**Passage given**
•••••

Anchor-t-SNE for large-scale and high-dimension vector visualization

AtSNE

AtSNE is a solution of high-dimensional data visualization problem. It can project large-scale high-dimension vectors into low-dimension space while keeping the pair-wise similarity amount point. AtSNE is efficient and scalable and can visualize 20M points in less than 5 hours using GPU. The spatial structure of its result is also robust to random initializations. It implements the algorithm of our KDD'19 paper - AtSNE: Efficient and Robust Visulization on GPU through Hierarchical Optimization

Visualization Examples

AtSNE

Performance

Compared Algorithms:

How to use

Requirement

CUDA (8 or later), nvcc and cublas included
gcc
faiss

Compile

Clone this project
init submodule (cmdline and faiss)
- enter the project root directory
- run git submodule init; git submodule update
Compile faiss, enter directory of faiss (vendor/faiss), and follow Step1 and Step3, confirm that vendor/faiss/libfaiss.a and vendor/faiss/gpu/libgpufaiss.a is generated. Simplified instructions are shown below:
- install required BLAS library (MKL, openblas): sudo apt install libopenblas-dev
- cd vender/faiss
- build faiss cpu library: ./configure && make -j8
- build faiss gpu library: cd gpu; make -j
enter project root directory, run make -j

Run

./qvis_gpu -b mnist_vec784D_data.txt.fvecs -o mnist_result.txt

We choose good default parameters for you. And there are many other parameters you can change. If you want to reproduce the test in our KDD paper, please add --n_negative 400.

•••••

[Box coordinate listings]
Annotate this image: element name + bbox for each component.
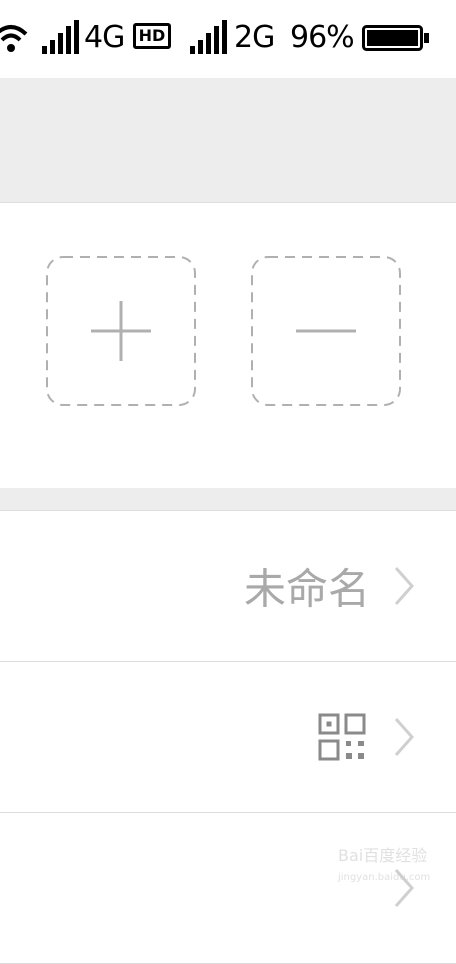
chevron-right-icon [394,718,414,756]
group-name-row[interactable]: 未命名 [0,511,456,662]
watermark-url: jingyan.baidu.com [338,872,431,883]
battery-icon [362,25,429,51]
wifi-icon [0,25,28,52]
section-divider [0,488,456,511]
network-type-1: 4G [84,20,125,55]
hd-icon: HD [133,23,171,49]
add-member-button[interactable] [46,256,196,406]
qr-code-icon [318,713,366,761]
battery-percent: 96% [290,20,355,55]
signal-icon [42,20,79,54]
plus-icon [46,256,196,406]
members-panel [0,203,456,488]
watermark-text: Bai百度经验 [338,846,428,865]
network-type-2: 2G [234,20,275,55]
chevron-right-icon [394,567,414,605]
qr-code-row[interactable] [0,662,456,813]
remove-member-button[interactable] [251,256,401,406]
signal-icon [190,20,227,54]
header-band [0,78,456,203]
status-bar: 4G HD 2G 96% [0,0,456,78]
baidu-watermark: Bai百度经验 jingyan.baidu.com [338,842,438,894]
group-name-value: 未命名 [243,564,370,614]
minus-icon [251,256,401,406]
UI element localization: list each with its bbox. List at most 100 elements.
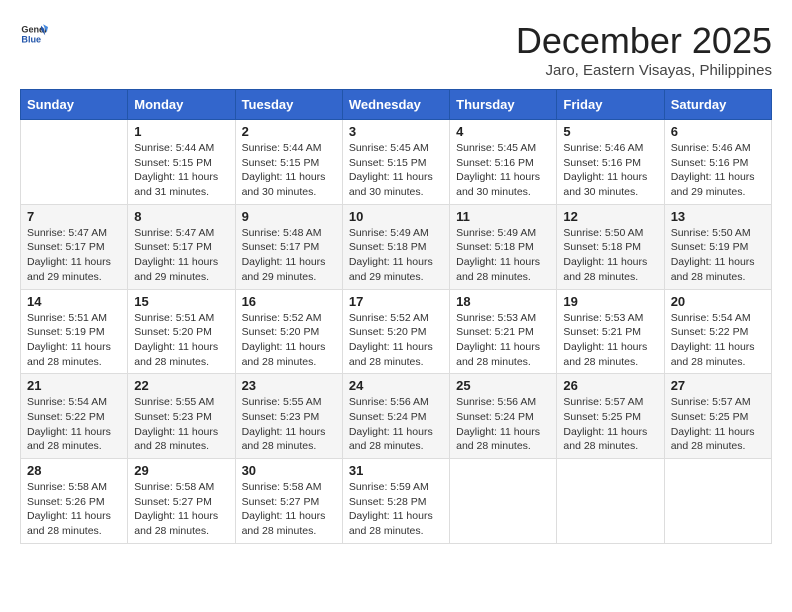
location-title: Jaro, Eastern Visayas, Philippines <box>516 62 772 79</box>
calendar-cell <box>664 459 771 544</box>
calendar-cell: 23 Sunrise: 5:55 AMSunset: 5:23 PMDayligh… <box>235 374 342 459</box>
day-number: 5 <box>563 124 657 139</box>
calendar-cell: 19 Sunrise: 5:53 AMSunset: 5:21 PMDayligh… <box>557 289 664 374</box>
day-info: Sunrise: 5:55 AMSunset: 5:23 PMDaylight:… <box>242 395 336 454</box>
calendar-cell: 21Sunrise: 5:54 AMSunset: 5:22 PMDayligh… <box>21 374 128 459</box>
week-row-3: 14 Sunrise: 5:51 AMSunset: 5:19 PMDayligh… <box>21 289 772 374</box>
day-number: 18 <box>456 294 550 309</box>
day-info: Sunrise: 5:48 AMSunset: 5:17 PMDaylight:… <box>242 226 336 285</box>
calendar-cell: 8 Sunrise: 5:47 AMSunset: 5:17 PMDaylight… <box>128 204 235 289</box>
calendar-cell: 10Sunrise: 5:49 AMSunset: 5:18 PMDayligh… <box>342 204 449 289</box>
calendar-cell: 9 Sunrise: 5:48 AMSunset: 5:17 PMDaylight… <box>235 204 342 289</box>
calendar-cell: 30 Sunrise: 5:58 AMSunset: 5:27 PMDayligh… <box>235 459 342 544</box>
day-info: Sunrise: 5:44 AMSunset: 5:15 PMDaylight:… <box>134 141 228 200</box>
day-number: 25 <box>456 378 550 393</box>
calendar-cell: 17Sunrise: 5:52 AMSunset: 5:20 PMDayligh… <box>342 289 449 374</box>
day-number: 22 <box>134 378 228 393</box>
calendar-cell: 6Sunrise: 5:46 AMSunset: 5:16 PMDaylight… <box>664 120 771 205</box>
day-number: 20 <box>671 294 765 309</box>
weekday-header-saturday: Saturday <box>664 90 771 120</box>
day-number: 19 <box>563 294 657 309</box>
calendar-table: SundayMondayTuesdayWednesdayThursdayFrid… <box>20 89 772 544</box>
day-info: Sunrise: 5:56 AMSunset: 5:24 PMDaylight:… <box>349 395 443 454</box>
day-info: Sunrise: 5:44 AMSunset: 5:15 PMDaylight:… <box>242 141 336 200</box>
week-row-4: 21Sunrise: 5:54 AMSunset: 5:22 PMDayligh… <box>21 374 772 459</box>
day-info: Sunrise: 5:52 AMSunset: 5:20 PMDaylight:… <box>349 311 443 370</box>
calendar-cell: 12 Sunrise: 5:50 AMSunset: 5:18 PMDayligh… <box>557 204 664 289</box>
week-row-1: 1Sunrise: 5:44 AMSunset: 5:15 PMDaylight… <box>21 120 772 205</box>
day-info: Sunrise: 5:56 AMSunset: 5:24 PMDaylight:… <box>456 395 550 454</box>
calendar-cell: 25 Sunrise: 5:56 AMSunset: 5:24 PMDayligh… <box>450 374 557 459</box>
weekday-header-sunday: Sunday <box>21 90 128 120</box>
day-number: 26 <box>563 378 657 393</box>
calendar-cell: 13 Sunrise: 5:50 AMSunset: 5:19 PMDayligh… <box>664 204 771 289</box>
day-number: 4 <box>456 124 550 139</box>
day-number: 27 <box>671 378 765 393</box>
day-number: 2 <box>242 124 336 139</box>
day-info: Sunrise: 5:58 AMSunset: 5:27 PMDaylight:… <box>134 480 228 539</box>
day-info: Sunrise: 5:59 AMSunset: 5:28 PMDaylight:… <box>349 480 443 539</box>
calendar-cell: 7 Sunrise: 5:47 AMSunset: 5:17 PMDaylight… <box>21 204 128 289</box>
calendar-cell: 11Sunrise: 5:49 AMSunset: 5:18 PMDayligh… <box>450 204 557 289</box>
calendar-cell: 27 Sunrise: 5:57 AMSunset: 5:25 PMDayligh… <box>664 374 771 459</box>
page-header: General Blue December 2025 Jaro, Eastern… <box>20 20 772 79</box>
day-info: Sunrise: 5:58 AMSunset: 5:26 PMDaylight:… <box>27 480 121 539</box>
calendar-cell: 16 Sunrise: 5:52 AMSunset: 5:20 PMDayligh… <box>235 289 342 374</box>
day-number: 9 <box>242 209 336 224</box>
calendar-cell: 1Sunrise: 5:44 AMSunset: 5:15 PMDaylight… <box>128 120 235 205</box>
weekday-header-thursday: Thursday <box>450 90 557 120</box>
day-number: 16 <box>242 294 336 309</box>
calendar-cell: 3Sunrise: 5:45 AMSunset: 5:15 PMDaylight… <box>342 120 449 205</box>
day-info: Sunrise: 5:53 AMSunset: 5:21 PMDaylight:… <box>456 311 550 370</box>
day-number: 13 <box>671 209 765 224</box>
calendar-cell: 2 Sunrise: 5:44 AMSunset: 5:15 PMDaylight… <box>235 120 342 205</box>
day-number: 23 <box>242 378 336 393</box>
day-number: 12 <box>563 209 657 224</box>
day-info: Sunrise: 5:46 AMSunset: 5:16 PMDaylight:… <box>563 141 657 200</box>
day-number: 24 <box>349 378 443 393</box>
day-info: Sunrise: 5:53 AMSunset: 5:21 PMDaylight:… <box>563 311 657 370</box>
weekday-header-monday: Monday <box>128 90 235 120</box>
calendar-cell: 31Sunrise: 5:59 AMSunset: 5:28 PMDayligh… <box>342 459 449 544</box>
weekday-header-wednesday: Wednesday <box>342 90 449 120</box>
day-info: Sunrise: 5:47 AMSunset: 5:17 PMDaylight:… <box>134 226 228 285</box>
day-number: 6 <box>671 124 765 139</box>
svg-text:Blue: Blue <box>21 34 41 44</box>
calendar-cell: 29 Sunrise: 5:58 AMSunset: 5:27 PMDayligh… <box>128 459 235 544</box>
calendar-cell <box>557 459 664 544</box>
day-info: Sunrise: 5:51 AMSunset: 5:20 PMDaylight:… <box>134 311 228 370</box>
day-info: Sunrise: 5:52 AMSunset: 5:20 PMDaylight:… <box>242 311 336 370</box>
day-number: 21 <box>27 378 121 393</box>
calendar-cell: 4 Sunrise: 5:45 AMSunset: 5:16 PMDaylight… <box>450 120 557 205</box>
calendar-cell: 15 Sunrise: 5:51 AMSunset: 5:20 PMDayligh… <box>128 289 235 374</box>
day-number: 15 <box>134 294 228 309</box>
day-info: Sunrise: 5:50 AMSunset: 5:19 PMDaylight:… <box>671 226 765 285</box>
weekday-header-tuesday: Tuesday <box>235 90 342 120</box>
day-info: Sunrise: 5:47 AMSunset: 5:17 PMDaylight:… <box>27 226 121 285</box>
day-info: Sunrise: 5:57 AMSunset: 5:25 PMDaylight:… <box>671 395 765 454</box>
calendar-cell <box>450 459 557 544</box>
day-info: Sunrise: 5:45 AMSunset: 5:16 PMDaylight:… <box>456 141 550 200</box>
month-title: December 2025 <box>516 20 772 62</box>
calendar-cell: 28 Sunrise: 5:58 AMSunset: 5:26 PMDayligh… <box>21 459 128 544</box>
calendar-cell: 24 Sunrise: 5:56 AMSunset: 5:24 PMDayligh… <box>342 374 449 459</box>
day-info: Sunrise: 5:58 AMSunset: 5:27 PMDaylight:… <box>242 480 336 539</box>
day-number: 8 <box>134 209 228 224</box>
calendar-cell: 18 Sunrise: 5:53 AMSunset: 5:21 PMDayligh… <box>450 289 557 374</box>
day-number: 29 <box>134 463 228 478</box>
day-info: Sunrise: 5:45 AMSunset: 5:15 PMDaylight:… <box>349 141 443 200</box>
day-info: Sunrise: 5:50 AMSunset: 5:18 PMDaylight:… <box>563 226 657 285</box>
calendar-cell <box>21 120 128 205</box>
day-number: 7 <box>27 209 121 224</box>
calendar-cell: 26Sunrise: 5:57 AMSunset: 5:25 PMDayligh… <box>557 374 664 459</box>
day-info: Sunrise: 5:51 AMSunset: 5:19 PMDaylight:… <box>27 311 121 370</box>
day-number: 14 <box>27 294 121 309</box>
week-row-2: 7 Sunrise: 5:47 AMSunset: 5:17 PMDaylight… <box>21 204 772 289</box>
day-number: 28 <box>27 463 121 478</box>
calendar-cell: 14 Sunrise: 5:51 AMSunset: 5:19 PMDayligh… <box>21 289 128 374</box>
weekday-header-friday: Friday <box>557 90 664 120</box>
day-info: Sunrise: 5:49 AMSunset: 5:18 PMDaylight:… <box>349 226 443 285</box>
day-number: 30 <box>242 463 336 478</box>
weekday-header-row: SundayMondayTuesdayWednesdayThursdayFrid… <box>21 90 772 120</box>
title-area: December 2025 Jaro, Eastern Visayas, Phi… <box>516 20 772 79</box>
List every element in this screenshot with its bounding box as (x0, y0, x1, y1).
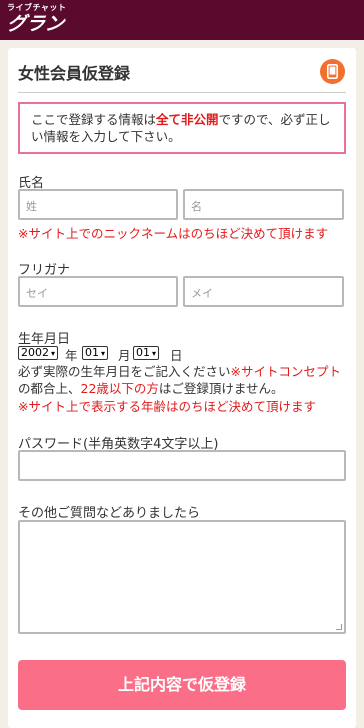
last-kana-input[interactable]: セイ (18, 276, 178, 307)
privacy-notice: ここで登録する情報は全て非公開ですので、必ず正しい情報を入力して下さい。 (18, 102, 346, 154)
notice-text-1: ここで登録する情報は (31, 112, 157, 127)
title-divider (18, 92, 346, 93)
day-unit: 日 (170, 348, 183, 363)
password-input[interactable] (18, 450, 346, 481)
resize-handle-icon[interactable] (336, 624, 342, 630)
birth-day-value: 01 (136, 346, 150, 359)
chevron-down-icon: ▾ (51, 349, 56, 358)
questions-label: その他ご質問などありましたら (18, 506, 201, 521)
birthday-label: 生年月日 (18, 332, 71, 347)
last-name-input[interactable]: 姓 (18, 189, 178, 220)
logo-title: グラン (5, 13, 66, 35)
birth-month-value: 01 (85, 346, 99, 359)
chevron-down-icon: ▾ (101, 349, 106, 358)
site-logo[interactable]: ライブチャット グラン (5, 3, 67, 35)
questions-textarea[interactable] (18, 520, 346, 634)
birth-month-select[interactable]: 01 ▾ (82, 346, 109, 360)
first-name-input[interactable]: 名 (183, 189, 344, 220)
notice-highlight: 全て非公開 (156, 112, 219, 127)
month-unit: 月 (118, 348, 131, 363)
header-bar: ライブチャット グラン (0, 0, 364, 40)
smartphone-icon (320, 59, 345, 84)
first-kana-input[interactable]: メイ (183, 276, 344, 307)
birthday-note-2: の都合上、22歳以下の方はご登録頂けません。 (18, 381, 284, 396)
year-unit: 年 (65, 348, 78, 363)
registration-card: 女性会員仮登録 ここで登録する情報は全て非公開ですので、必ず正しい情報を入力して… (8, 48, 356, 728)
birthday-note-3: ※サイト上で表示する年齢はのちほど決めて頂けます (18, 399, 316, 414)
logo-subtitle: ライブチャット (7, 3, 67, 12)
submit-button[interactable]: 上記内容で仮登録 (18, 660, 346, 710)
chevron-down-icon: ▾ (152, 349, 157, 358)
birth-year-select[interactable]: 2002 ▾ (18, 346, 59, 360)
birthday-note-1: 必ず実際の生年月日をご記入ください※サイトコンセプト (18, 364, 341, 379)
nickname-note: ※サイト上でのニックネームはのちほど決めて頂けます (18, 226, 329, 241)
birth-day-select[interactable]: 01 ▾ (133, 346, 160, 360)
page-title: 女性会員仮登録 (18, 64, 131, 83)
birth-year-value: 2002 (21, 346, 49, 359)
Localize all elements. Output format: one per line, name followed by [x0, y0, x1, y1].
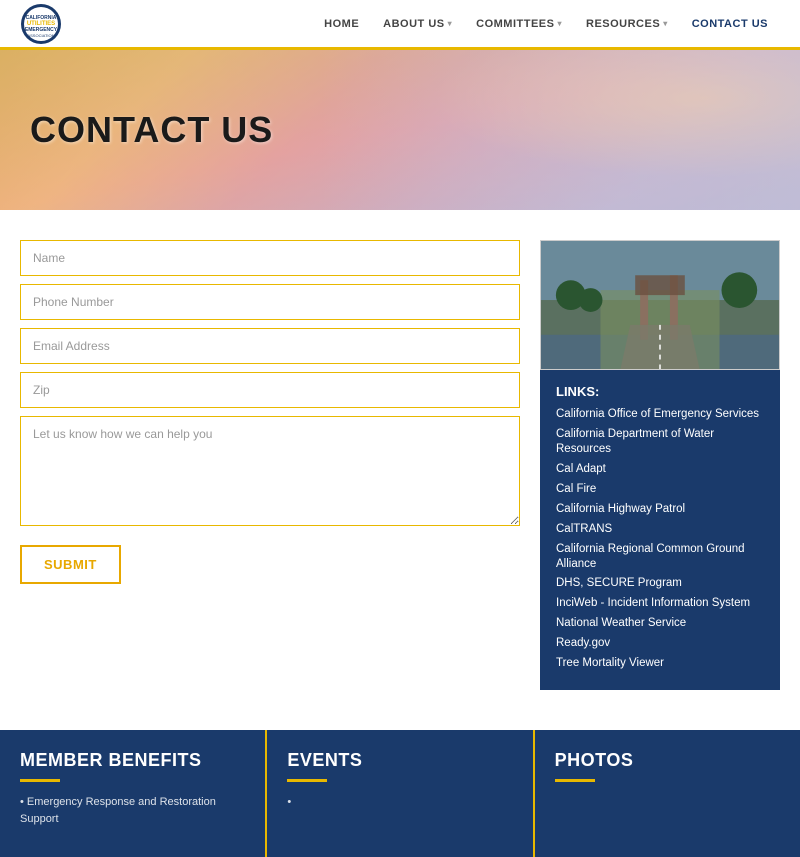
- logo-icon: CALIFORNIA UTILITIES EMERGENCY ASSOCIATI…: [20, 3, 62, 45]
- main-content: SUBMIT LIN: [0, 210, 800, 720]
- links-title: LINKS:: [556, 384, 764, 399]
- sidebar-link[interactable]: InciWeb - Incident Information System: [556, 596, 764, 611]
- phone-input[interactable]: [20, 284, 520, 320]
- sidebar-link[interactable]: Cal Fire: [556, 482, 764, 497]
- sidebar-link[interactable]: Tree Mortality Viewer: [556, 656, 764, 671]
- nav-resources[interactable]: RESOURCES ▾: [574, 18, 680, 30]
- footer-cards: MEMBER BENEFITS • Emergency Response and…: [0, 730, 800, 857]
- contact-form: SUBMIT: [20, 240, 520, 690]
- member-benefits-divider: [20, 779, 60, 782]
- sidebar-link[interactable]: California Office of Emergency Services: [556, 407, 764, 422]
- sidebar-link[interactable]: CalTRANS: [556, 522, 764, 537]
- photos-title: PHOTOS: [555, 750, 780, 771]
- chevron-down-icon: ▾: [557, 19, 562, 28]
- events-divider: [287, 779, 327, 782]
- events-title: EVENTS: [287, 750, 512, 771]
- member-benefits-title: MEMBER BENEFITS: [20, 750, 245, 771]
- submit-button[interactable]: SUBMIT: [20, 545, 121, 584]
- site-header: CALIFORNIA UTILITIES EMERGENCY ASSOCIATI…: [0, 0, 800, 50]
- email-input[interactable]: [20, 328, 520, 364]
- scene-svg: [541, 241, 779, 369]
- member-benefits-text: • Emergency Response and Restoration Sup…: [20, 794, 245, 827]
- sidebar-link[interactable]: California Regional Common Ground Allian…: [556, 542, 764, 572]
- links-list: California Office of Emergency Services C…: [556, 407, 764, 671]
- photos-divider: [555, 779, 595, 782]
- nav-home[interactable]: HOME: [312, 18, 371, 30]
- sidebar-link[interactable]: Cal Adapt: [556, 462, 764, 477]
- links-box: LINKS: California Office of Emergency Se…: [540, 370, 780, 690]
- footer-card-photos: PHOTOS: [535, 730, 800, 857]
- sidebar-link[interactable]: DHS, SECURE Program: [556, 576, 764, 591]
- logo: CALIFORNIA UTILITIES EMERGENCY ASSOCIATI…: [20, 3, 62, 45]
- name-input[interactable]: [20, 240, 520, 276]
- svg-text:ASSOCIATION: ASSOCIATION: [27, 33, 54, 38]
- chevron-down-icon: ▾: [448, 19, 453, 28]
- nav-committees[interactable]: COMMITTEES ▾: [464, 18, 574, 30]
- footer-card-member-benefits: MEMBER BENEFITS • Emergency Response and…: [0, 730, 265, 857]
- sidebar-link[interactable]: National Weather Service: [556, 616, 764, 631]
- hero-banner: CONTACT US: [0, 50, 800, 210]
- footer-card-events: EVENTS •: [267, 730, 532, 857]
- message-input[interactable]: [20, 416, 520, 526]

•••••

According to the AtSNE page, why would a user add --n_negative 400 when running qvis_gpu?

The option is needed only to reproduce the test from the KDD paper. Otherwise the page says good default parameters are already chosen.